## [SUPPLIED ENTRIES]
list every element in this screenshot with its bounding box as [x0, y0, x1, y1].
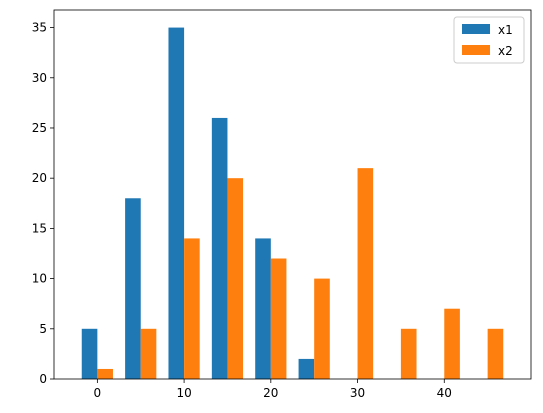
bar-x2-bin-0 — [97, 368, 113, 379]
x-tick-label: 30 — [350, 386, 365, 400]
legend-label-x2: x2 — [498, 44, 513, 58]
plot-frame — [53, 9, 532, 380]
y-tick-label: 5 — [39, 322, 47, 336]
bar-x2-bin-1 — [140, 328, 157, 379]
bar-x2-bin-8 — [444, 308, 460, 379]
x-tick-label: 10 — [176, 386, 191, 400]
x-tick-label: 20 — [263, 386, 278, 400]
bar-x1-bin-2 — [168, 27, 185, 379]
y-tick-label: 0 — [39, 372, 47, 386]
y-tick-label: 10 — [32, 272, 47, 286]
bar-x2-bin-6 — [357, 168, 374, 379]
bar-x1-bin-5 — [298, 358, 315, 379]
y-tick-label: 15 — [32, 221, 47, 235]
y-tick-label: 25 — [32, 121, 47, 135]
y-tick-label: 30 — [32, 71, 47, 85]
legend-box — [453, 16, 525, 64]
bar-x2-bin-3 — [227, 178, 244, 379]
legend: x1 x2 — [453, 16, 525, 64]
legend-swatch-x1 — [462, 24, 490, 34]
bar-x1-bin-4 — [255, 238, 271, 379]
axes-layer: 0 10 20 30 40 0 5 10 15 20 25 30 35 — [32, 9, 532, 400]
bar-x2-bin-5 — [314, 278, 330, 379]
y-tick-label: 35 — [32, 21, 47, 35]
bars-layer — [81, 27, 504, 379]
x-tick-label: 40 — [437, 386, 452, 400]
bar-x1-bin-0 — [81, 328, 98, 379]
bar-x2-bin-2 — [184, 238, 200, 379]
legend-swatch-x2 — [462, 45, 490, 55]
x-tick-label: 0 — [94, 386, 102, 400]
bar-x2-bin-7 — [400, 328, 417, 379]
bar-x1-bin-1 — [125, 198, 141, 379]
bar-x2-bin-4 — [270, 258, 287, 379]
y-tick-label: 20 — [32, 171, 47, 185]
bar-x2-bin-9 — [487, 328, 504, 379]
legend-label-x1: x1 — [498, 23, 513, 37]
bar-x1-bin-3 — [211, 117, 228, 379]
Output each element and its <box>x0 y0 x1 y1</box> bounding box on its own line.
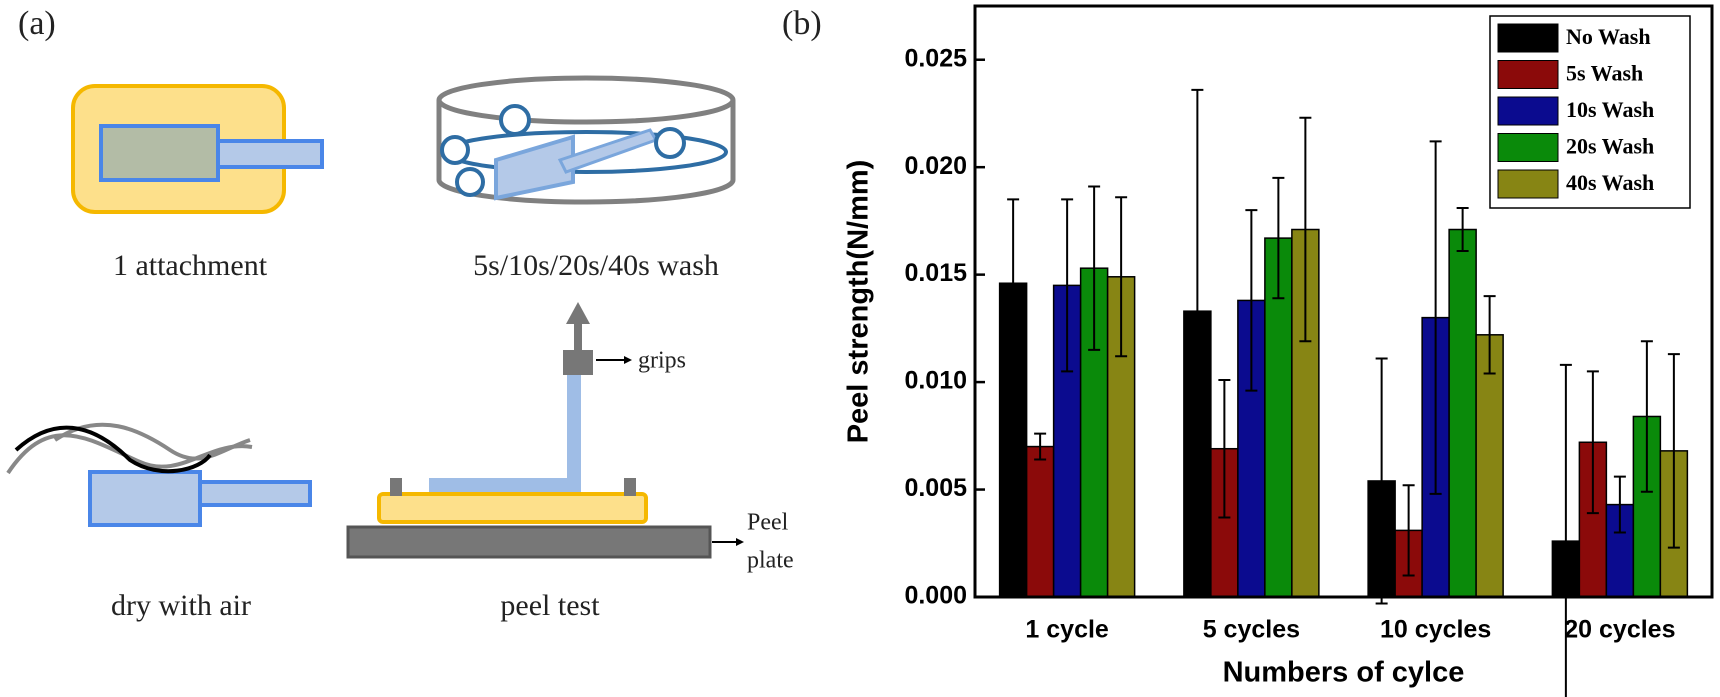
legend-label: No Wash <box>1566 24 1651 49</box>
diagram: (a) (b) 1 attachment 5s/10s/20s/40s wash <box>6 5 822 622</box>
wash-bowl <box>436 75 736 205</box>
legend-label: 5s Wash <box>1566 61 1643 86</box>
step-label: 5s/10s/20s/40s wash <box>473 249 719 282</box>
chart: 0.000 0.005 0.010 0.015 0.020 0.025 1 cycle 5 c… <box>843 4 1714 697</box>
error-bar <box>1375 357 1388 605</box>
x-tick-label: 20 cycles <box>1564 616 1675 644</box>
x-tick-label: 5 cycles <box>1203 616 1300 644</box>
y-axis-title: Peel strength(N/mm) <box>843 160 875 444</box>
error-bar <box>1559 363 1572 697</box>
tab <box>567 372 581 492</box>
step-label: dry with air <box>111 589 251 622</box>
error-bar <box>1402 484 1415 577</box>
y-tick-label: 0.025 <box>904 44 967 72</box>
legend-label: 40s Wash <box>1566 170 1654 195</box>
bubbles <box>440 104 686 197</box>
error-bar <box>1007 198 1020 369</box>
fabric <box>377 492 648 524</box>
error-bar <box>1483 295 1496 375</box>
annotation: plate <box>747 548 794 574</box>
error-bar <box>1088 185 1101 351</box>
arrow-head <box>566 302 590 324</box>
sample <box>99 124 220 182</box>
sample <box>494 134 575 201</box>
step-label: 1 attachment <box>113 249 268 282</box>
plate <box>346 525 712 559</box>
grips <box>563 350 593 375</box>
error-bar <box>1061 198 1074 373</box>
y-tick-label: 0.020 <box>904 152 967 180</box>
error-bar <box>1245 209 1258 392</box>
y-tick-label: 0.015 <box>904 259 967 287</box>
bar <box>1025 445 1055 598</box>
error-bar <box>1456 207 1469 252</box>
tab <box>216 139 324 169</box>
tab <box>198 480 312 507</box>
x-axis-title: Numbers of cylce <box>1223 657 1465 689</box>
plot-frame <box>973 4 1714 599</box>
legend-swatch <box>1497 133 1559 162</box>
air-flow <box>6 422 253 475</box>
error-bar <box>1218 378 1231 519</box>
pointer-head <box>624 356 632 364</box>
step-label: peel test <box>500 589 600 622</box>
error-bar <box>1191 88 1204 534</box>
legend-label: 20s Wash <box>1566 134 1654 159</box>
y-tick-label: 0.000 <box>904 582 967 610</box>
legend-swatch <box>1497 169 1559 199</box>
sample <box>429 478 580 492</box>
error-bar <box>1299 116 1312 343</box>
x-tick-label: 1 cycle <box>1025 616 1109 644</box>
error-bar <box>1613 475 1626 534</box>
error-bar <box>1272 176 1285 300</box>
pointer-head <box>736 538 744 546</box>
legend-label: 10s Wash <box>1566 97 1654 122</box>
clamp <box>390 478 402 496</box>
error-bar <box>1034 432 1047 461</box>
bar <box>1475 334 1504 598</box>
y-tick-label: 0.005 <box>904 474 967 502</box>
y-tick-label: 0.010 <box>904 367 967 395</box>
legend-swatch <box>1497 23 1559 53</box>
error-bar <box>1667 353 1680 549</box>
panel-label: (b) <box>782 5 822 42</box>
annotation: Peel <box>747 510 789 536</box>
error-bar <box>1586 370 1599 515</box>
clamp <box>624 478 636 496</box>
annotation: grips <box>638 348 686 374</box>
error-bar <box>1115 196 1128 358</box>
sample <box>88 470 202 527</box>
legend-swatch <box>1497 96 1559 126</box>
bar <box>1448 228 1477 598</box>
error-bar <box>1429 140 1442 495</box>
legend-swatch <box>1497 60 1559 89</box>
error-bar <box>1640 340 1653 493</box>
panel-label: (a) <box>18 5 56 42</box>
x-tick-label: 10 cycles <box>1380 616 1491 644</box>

## [OBJECTIVE]
Reproduce every line of the data above verbatim, leaving out the pictures.

## [THE COMPLETED TASK]
list every element in this screenshot with its bounding box as [x0, y0, x1, y1].
bar-x2-bin-0 — [97, 368, 113, 379]
x-tick-label: 30 — [350, 386, 365, 400]
legend-label-x2: x2 — [498, 44, 513, 58]
plot-frame — [53, 9, 532, 380]
y-tick-label: 5 — [39, 322, 47, 336]
bar-x2-bin-1 — [140, 328, 157, 379]
bar-x2-bin-8 — [444, 308, 460, 379]
x-tick-label: 10 — [176, 386, 191, 400]
x-tick-label: 20 — [263, 386, 278, 400]
bar-x1-bin-2 — [168, 27, 185, 379]
y-tick-label: 0 — [39, 372, 47, 386]
y-tick-label: 10 — [32, 272, 47, 286]
bar-x2-bin-6 — [357, 168, 374, 379]
bar-x1-bin-5 — [298, 358, 315, 379]
y-tick-label: 15 — [32, 221, 47, 235]
y-tick-label: 25 — [32, 121, 47, 135]
y-tick-label: 30 — [32, 71, 47, 85]
legend-box — [453, 16, 525, 64]
bar-x2-bin-3 — [227, 178, 244, 379]
legend: x1 x2 — [453, 16, 525, 64]
legend-swatch-x1 — [462, 24, 490, 34]
bar-x1-bin-4 — [255, 238, 271, 379]
axes-layer: 0 10 20 30 40 0 5 10 15 20 25 30 35 — [32, 9, 532, 400]
bar-x2-bin-5 — [314, 278, 330, 379]
y-tick-label: 35 — [32, 21, 47, 35]
bars-layer — [81, 27, 504, 379]
x-tick-label: 40 — [437, 386, 452, 400]
bar-x1-bin-0 — [81, 328, 98, 379]
bar-x2-bin-2 — [184, 238, 200, 379]
legend-swatch-x2 — [462, 45, 490, 55]
x-tick-label: 0 — [94, 386, 102, 400]
bar-x2-bin-7 — [400, 328, 417, 379]
bar-x1-bin-1 — [125, 198, 141, 379]
bar-x2-bin-4 — [270, 258, 287, 379]
y-tick-label: 20 — [32, 171, 47, 185]
bar-x2-bin-9 — [487, 328, 504, 379]
legend-label-x1: x1 — [498, 23, 513, 37]
bar-x1-bin-3 — [211, 117, 228, 379]
Output each element and its <box>x0 y0 x1 y1</box> bounding box on its own line.
legend-label: No Wash <box>1566 24 1651 49</box>
diagram: (a) (b) 1 attachment 5s/10s/20s/40s wash <box>6 5 822 622</box>
wash-bowl <box>436 75 736 205</box>
legend-label: 5s Wash <box>1566 61 1643 86</box>
step-label: 5s/10s/20s/40s wash <box>473 249 719 282</box>
chart: 0.000 0.005 0.010 0.015 0.020 0.025 1 cycle 5 c… <box>843 4 1714 697</box>
error-bar <box>1375 357 1388 605</box>
x-tick-label: 20 cycles <box>1564 616 1675 644</box>
x-tick-label: 5 cycles <box>1203 616 1300 644</box>
y-axis-title: Peel strength(N/mm) <box>843 160 875 444</box>
error-bar <box>1559 363 1572 697</box>
tab <box>567 372 581 492</box>
step-label: dry with air <box>111 589 251 622</box>
error-bar <box>1402 484 1415 577</box>
y-tick-label: 0.025 <box>904 44 967 72</box>
legend-label: 40s Wash <box>1566 170 1654 195</box>
bubbles <box>440 104 686 197</box>
error-bar <box>1007 198 1020 369</box>
fabric <box>377 492 648 524</box>
error-bar <box>1483 295 1496 375</box>
annotation: plate <box>747 548 794 574</box>
error-bar <box>1088 185 1101 351</box>
arrow-head <box>566 302 590 324</box>
sample <box>99 124 220 182</box>
sample <box>494 134 575 201</box>
step-label: 1 attachment <box>113 249 268 282</box>
plate <box>346 525 712 559</box>
grips <box>563 350 593 375</box>
error-bar <box>1061 198 1074 373</box>
y-tick-label: 0.020 <box>904 152 967 180</box>
error-bar <box>1245 209 1258 392</box>
y-tick-label: 0.015 <box>904 259 967 287</box>
bar <box>1025 445 1055 598</box>
error-bar <box>1456 207 1469 252</box>
tab <box>216 139 324 169</box>
tab <box>198 480 312 507</box>
x-axis-title: Numbers of cylce <box>1223 657 1465 689</box>
plot-frame <box>973 4 1714 599</box>
legend-swatch <box>1497 133 1559 162</box>
air-flow <box>6 422 253 475</box>
error-bar <box>1218 378 1231 519</box>
pointer-head <box>624 356 632 364</box>
step-label: peel test <box>500 589 600 622</box>
error-bar <box>1191 88 1204 534</box>
legend-label: 20s Wash <box>1566 134 1654 159</box>
y-tick-label: 0.000 <box>904 582 967 610</box>
legend-swatch <box>1497 169 1559 199</box>
sample <box>429 478 580 492</box>
error-bar <box>1299 116 1312 343</box>
x-tick-label: 1 cycle <box>1025 616 1109 644</box>
error-bar <box>1613 475 1626 534</box>
error-bar <box>1272 176 1285 300</box>
pointer-head <box>736 538 744 546</box>
legend-label: 10s Wash <box>1566 97 1654 122</box>
clamp <box>390 478 402 496</box>
error-bar <box>1034 432 1047 461</box>
bar <box>1475 334 1504 598</box>
y-tick-label: 0.005 <box>904 474 967 502</box>
y-tick-label: 0.010 <box>904 367 967 395</box>
legend-swatch <box>1497 23 1559 53</box>
error-bar <box>1667 353 1680 549</box>
panel-label: (b) <box>782 5 822 42</box>
annotation: Peel <box>747 510 789 536</box>
error-bar <box>1586 370 1599 515</box>
clamp <box>624 478 636 496</box>
annotation: grips <box>638 348 686 374</box>
error-bar <box>1115 196 1128 358</box>
sample <box>88 470 202 527</box>
legend-swatch <box>1497 96 1559 126</box>
bar <box>1448 228 1477 598</box>
error-bar <box>1429 140 1442 495</box>
legend-swatch <box>1497 60 1559 89</box>
error-bar <box>1640 340 1653 493</box>
panel-label: (a) <box>18 5 56 42</box>
x-tick-label: 10 cycles <box>1380 616 1491 644</box>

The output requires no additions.